### DIRECTIVE
Locate the lines of the listing below that hold "fusion", then copy each of them.

### EXTRACTED DATA

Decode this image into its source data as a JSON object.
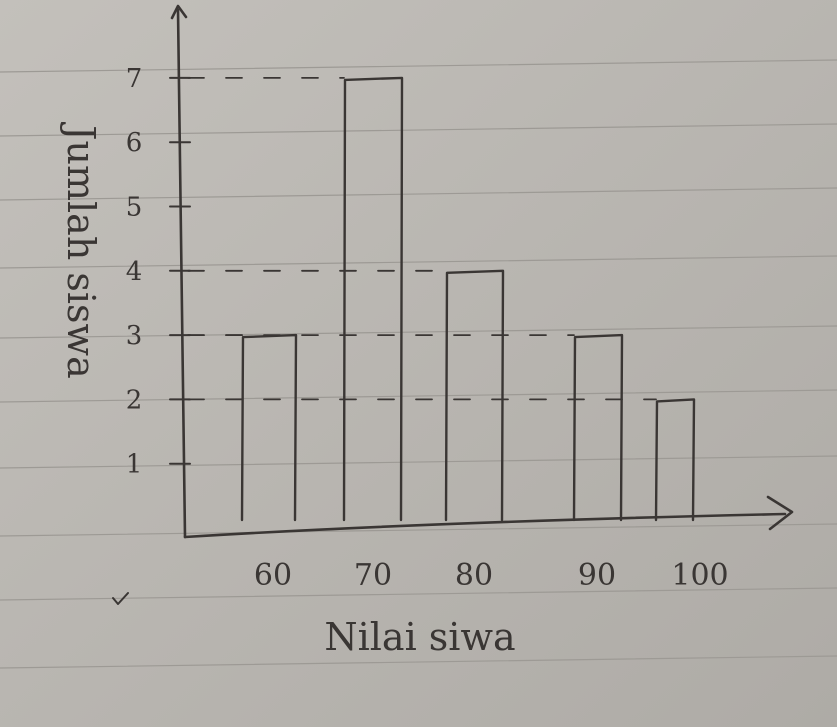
{
  "chart_data": {
    "type": "bar",
    "xlabel": "Nilai siwa",
    "ylabel": "Jumlah siswa",
    "categories": [
      "60",
      "70",
      "80",
      "90",
      "100"
    ],
    "values": [
      3,
      7,
      4,
      3,
      2
    ],
    "yticks": [
      "1",
      "2",
      "3",
      "4",
      "5",
      "6",
      "7"
    ],
    "ylim": [
      0,
      7
    ],
    "grid": false
  },
  "colors": {
    "paper": "#b9b6b1",
    "ink": "#3a3634",
    "rule": "#9d9a95",
    "margin_mark": "#3a3634"
  }
}
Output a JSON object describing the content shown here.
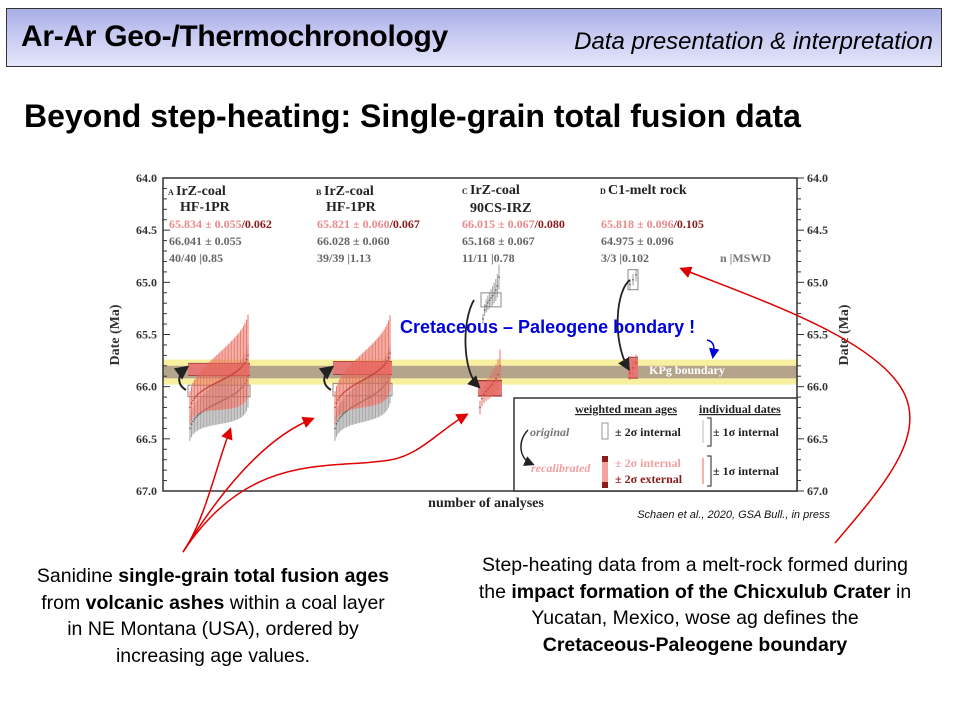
{
  "header": {
    "title": "Ar-Ar Geo-/Thermochronology",
    "subtitle": "Data presentation & interpretation"
  },
  "slide_title": "Beyond step-heating: Single-grain total fusion data",
  "annotation_kpg": "Cretaceous – Paleogene bondary !",
  "citation": "Schaen et al., 2020, GSA Bull., in press",
  "caption_left": {
    "parts": [
      "Sanidine ",
      "single-grain total fusion ages",
      " from ",
      "volcanic ashes",
      " within a coal layer in NE Montana (USA), ordered by increasing age values."
    ]
  },
  "caption_right": {
    "parts": [
      "Step-heating data from a melt-rock formed during the ",
      "impact formation of the Chicxulub Crater",
      " in Yucatan, Mexico, wose ag defines the ",
      "Cretaceous-Paleogene boundary"
    ]
  },
  "colors": {
    "recal": "#e8685a",
    "recal_dark": "#8b1a1a",
    "recal_light": "#f2a0a0",
    "orig": "#999999",
    "kpg_band": "#b5a48c",
    "kpg_yellow": "#f7f0a0",
    "annotation_blue": "#0000dd",
    "arrow_red": "#e00000"
  },
  "chart_data": {
    "type": "scatter",
    "ylabel": "Date (Ma)",
    "xlabel": "number of analyses",
    "ylim": [
      64.0,
      67.0
    ],
    "y_inverted": true,
    "yticks": [
      "64.0",
      "64.5",
      "65.0",
      "65.5",
      "66.0",
      "66.5",
      "67.0"
    ],
    "kpg_boundary": {
      "label": "KPg boundary",
      "age": 65.86,
      "range": [
        65.8,
        65.92
      ],
      "uncertainty_range": [
        65.74,
        65.98
      ]
    },
    "panels": [
      {
        "letter": "A",
        "name1": "IrZ-coal",
        "name2": "HF-1PR",
        "recal_text": "65.834 ± 0.055",
        "recal_ext": "/0.062",
        "orig_text": "66.041 ± 0.055",
        "stats": "40/40 |0.85",
        "recal_mean": 65.834,
        "recal_int": 0.055,
        "recal_ext_val": 0.062,
        "orig_mean": 66.041,
        "orig_int": 0.055,
        "n": 40,
        "orig_range": [
          66.4,
          65.9
        ],
        "recal_range": [
          66.2,
          65.7
        ],
        "sigma_range": [
          0.12,
          0.3
        ]
      },
      {
        "letter": "B",
        "name1": "IrZ-coal",
        "name2": "HF-1PR",
        "recal_text": "65.821 ± 0.060",
        "recal_ext": "/0.067",
        "orig_text": "66.028 ± 0.060",
        "stats": "39/39 |1.13",
        "recal_mean": 65.821,
        "recal_int": 0.06,
        "recal_ext_val": 0.067,
        "orig_mean": 66.028,
        "orig_int": 0.06,
        "n": 39,
        "orig_range": [
          66.4,
          65.88
        ],
        "recal_range": [
          66.2,
          65.68
        ],
        "sigma_range": [
          0.12,
          0.28
        ]
      },
      {
        "letter": "C",
        "name1": "IrZ-coal",
        "name2": "90CS-IRZ",
        "recal_text": "66.015 ± 0.067",
        "recal_ext": "/0.080",
        "orig_text": "65.168 ± 0.067",
        "stats": "11/11 |0.78",
        "recal_mean": 66.015,
        "recal_int": 0.067,
        "recal_ext_val": 0.08,
        "orig_mean": 65.168,
        "orig_int": 0.067,
        "n": 11,
        "orig_range": [
          65.35,
          64.95
        ],
        "recal_range": [
          66.2,
          65.8
        ],
        "sigma_range": [
          0.05,
          0.12
        ]
      },
      {
        "letter": "D",
        "name1": "C1-melt rock",
        "name2": "",
        "recal_text": "65.818 ± 0.096",
        "recal_ext": "/0.105",
        "orig_text": "64.975 ± 0.096",
        "stats": "3/3 |0.102",
        "recal_mean": 65.818,
        "recal_int": 0.096,
        "recal_ext_val": 0.105,
        "orig_mean": 64.975,
        "orig_int": 0.096,
        "n": 3,
        "orig_range": [
          65.02,
          64.93
        ],
        "recal_range": [
          65.87,
          65.77
        ],
        "sigma_range": [
          0.05,
          0.06
        ]
      }
    ],
    "stats_header": "n |MSWD",
    "legend": {
      "col1": "weighted mean ages",
      "col2": "individual dates",
      "original": "original",
      "recalibrated": "recalibrated",
      "orig_wm": "± 2σ internal",
      "orig_ind": "± 1σ internal",
      "recal_wm_int": "± 2σ internal",
      "recal_wm_ext": "± 2σ external",
      "recal_ind": "± 1σ internal"
    }
  }
}
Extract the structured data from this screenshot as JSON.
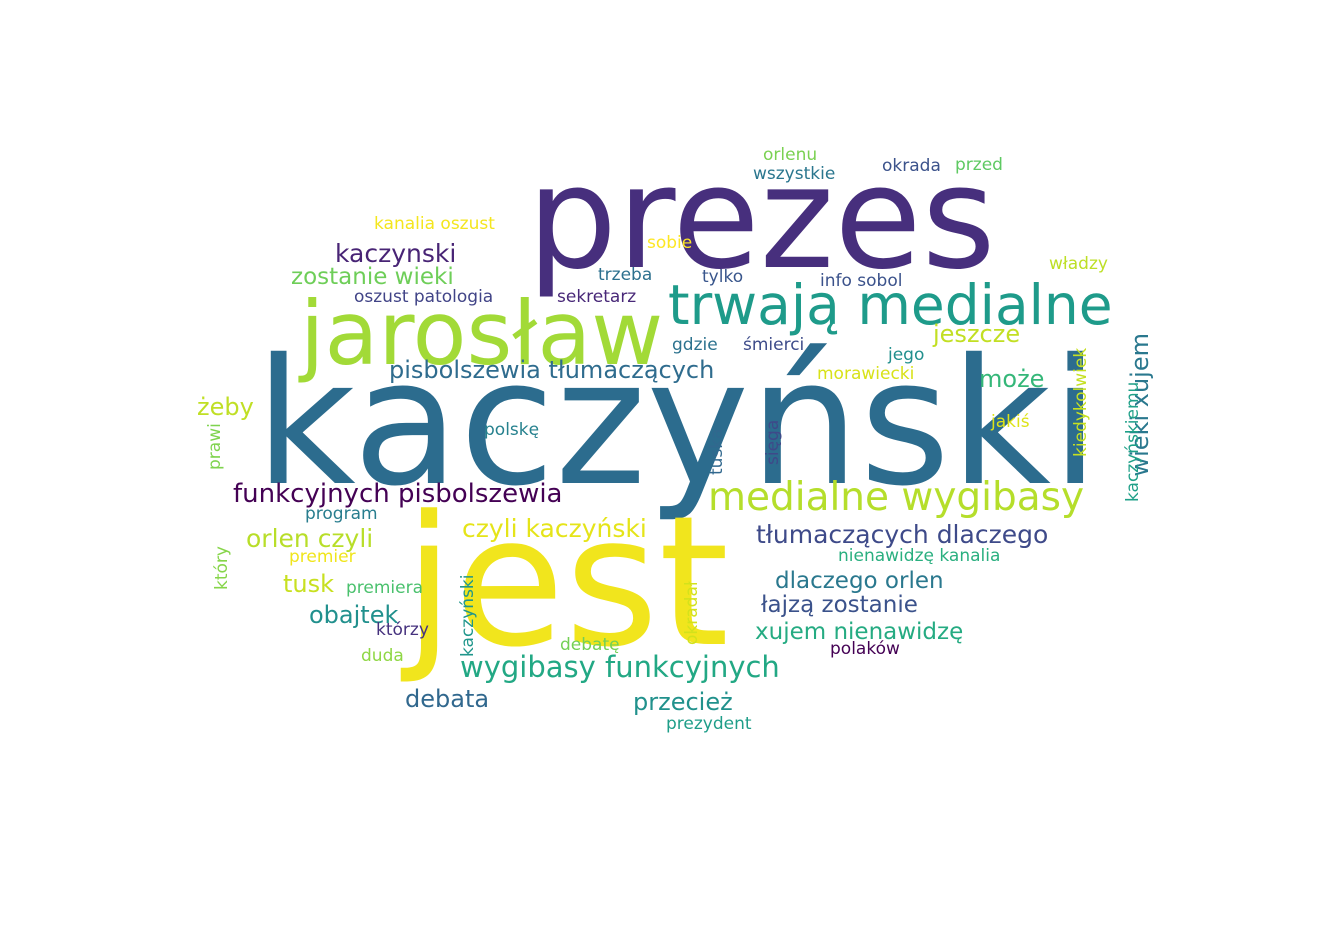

### PROBLEM SOLUTION
  "slide_title": "Beyond step-heating: Single-grain total fusion data",
      "single-grain total fusion ages",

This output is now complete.